Start of Record set
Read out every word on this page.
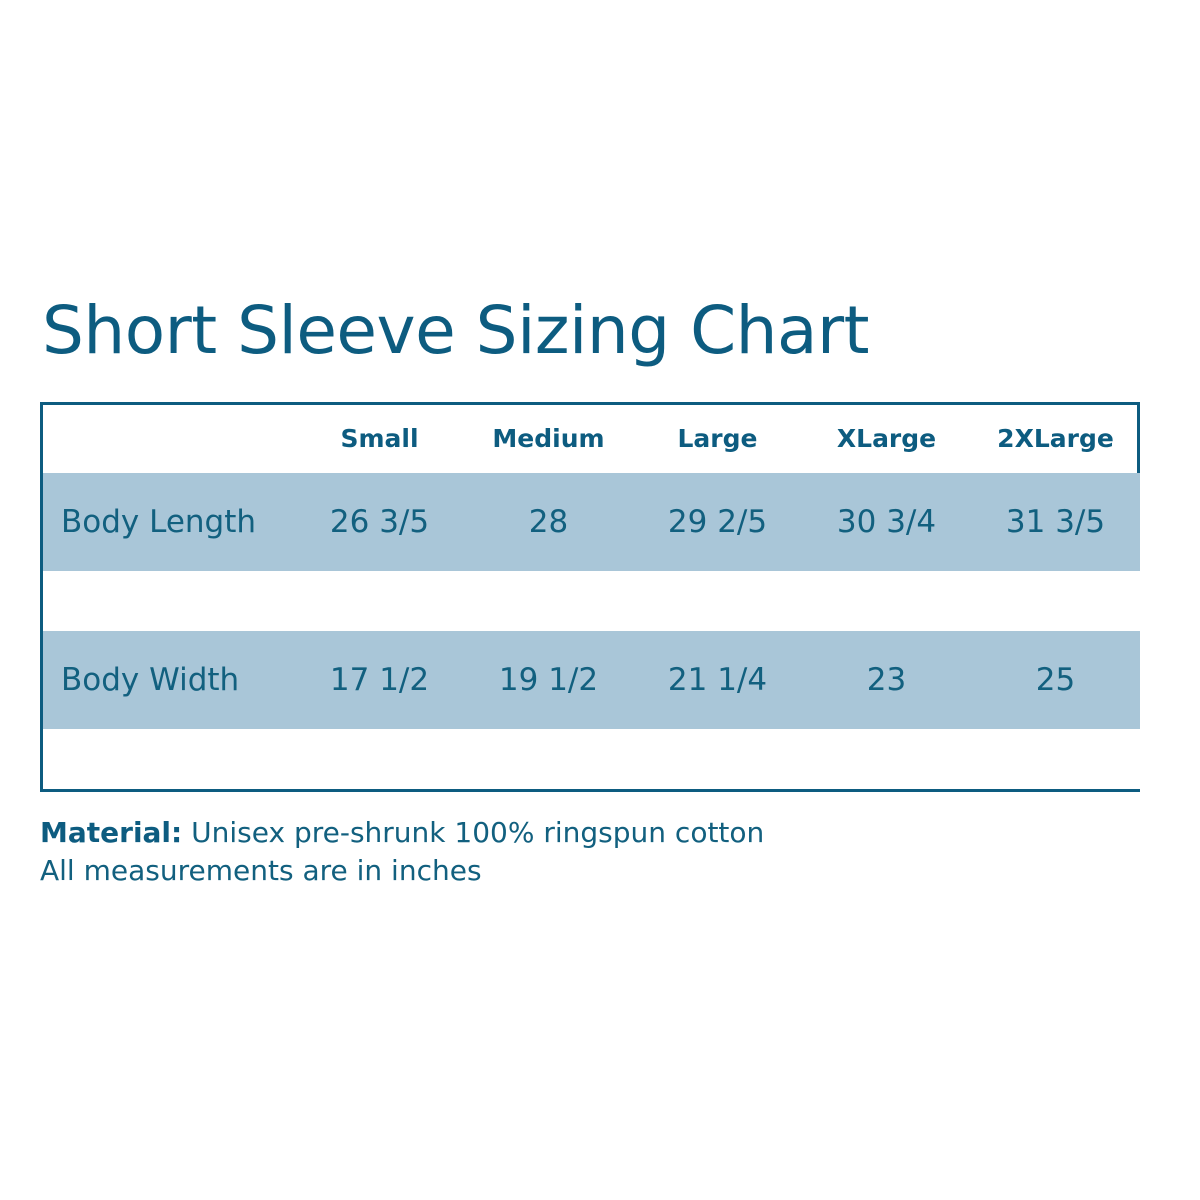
Short Sleeve Sizing Chart
	Small	Medium	Large	XLarge	2XLarge
Body Length	26 3/5	28	29 2/5	30 3/4	31 3/5

Body Width	17 1/2	19 1/2	21 1/4	23	25

Material: Unisex pre-shrunk 100% ringspun cotton
All measurements are in inches
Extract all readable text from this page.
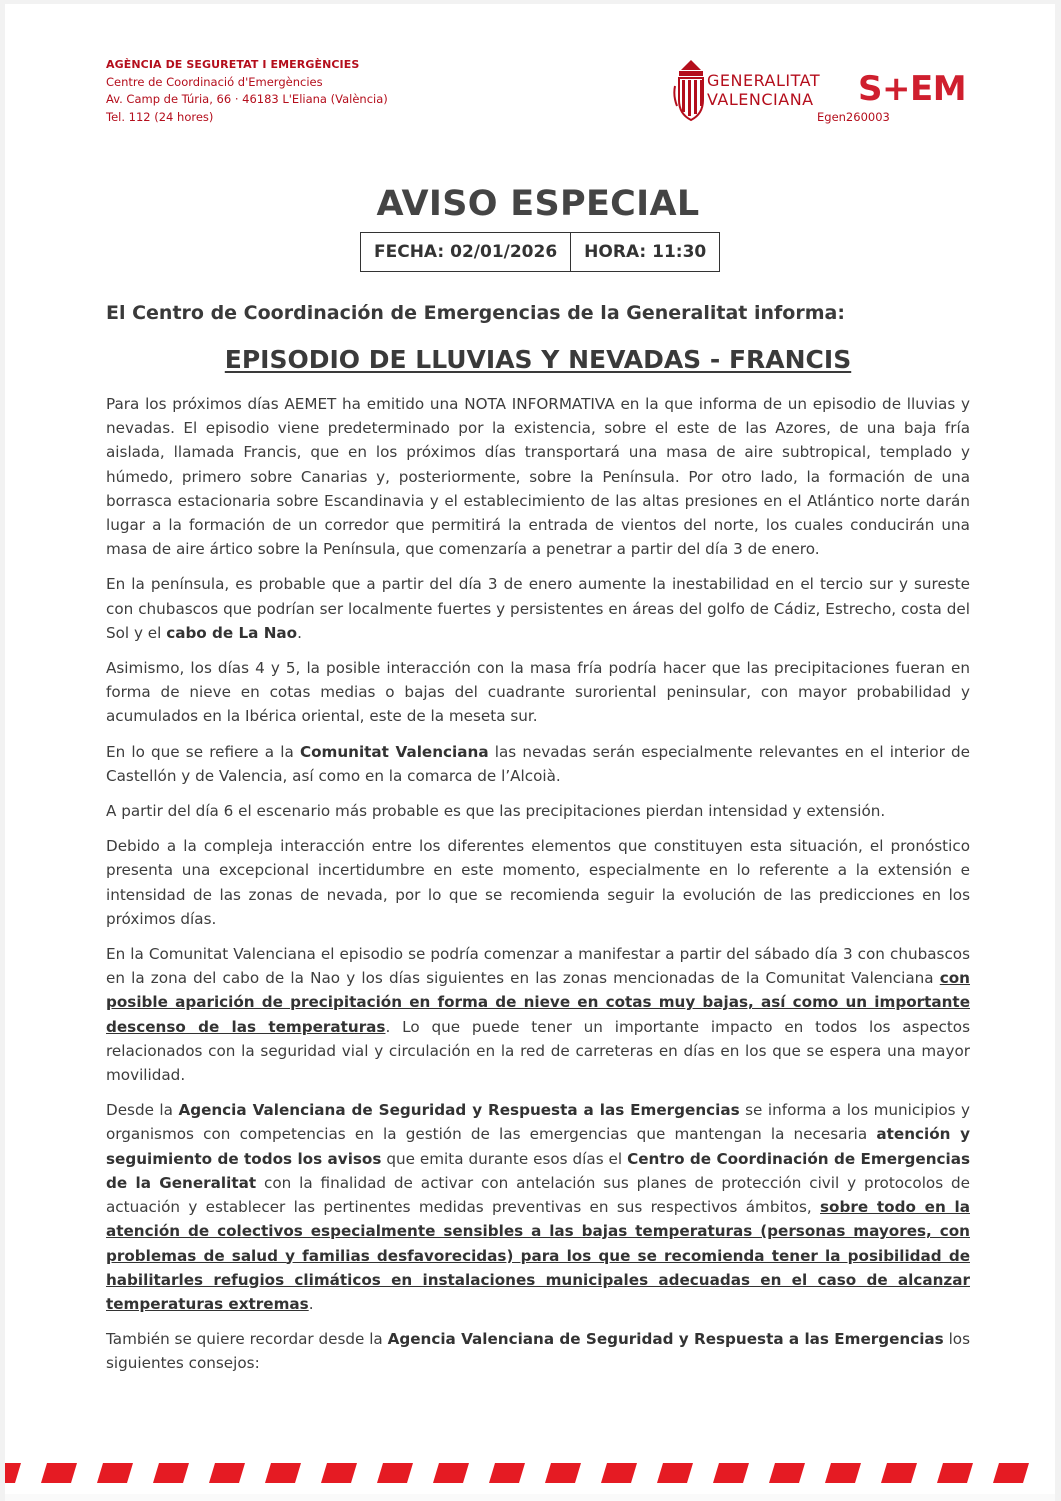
AGÈNCIA DE SEGURETAT I EMERGÈNCIES
Centre de Coordinació d'Emergències
Av. Camp de Túria, 66 · 46183 L'Eliana (València)
Tel. 112 (24 hores)
GENERALITAT
VALENCIANA S+EM
Egen260003
AVISO ESPECIAL
FECHA: 02/01/2026	HORA: 11:30
El Centro de Coordinación de Emergencias de la Generalitat informa:
EPISODIO DE LLUVIAS Y NEVADAS - FRANCIS

Para los próximos días AEMET ha emitido una NOTA INFORMATIVA en la que informa de un episodio de lluvias y nevadas. El episodio viene predeterminado por la existencia, sobre el este de las Azores, de una baja fría aislada, llamada Francis, que en los próximos días transportará una masa de aire subtropical, templado y húmedo, primero sobre Canarias y, posteriormente, sobre la Península. Por otro lado, la formación de una borrasca estacionaria sobre Escandinavia y el establecimiento de las altas presiones en el Atlántico norte darán lugar a la formación de un corredor que permitirá la entrada de vientos del norte, los cuales conducirán una masa de aire ártico sobre la Península, que comenzaría a penetrar a partir del día 3 de enero.

En la península, es probable que a partir del día 3 de enero aumente la inestabilidad en el tercio sur y sureste con chubascos que podrían ser localmente fuertes y persistentes en áreas del golfo de Cádiz, Estrecho, costa del Sol y el cabo de La Nao.

Asimismo, los días 4 y 5, la posible interacción con la masa fría podría hacer que las precipitaciones fueran en forma de nieve en cotas medias o bajas del cuadrante suroriental peninsular, con mayor probabilidad y acumulados en la Ibérica oriental, este de la meseta sur.

En lo que se refiere a la Comunitat Valenciana las nevadas serán especialmente relevantes en el interior de Castellón y de Valencia, así como en la comarca de l’Alcoià.

A partir del día 6 el escenario más probable es que las precipitaciones pierdan intensidad y extensión.

Debido a la compleja interacción entre los diferentes elementos que constituyen esta situación, el pronóstico presenta una excepcional incertidumbre en este momento, especialmente en lo referente a la extensión e intensidad de las zonas de nevada, por lo que se recomienda seguir la evolución de las predicciones en los próximos días.

En la Comunitat Valenciana el episodio se podría comenzar a manifestar a partir del sábado día 3 con chubascos en la zona del cabo de la Nao y los días siguientes en las zonas mencionadas de la Comunitat Valenciana con posible aparición de precipitación en forma de nieve en cotas muy bajas, así como un importante descenso de las temperaturas. Lo que puede tener un importante impacto en todos los aspectos relacionados con la seguridad vial y circulación en la red de carreteras en días en los que se espera una mayor movilidad.

Desde la Agencia Valenciana de Seguridad y Respuesta a las Emergencias se informa a los municipios y organismos con competencias en la gestión de las emergencias que mantengan la necesaria atención y seguimiento de todos los avisos que emita durante esos días el Centro de Coordinación de Emergencias de la Generalitat con la finalidad de activar con antelación sus planes de protección civil y protocolos de actuación y establecer las pertinentes medidas preventivas en sus respectivos ámbitos, sobre todo en la atención de colectivos especialmente sensibles a las bajas temperaturas (personas mayores, con problemas de salud y familias desfavorecidas) para los que se recomienda tener la posibilidad de habilitarles refugios climáticos en instalaciones municipales adecuadas en el caso de alcanzar temperaturas extremas.

También se quiere recordar desde la Agencia Valenciana de Seguridad y Respuesta a las Emergencias los siguientes consejos:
End of Record set
Problem requirements — Look over the listing. Pull out every line with the string "todos" in it.

Complete response —
En la Comunitat Valenciana el episodio se podría comenzar a manifestar a partir del sábado día 3 con chubascos en la zona del cabo de la Nao y los días siguientes en las zonas mencionadas de la Comunitat Valenciana con posible aparición de precipitación en forma de nieve en cotas muy bajas, así como un importante descenso de las temperaturas. Lo que puede tener un importante impacto en todos los aspectos relacionados con la seguridad vial y circulación en la red de carreteras en días en los que se espera una mayor movilidad.
Desde la Agencia Valenciana de Seguridad y Respuesta a las Emergencias se informa a los municipios y organismos con competencias en la gestión de las emergencias que mantengan la necesaria atención y seguimiento de todos los avisos que emita durante esos días el Centro de Coordinación de Emergencias de la Generalitat con la finalidad de activar con antelación sus planes de protección civil y protocolos de actuación y establecer las pertinentes medidas preventivas en sus respectivos ámbitos, sobre todo en la atención de colectivos especialmente sensibles a las bajas temperaturas (personas mayores, con problemas de salud y familias desfavorecidas) para los que se recomienda tener la posibilidad de habilitarles refugios climáticos en instalaciones municipales adecuadas en el caso de alcanzar temperaturas extremas.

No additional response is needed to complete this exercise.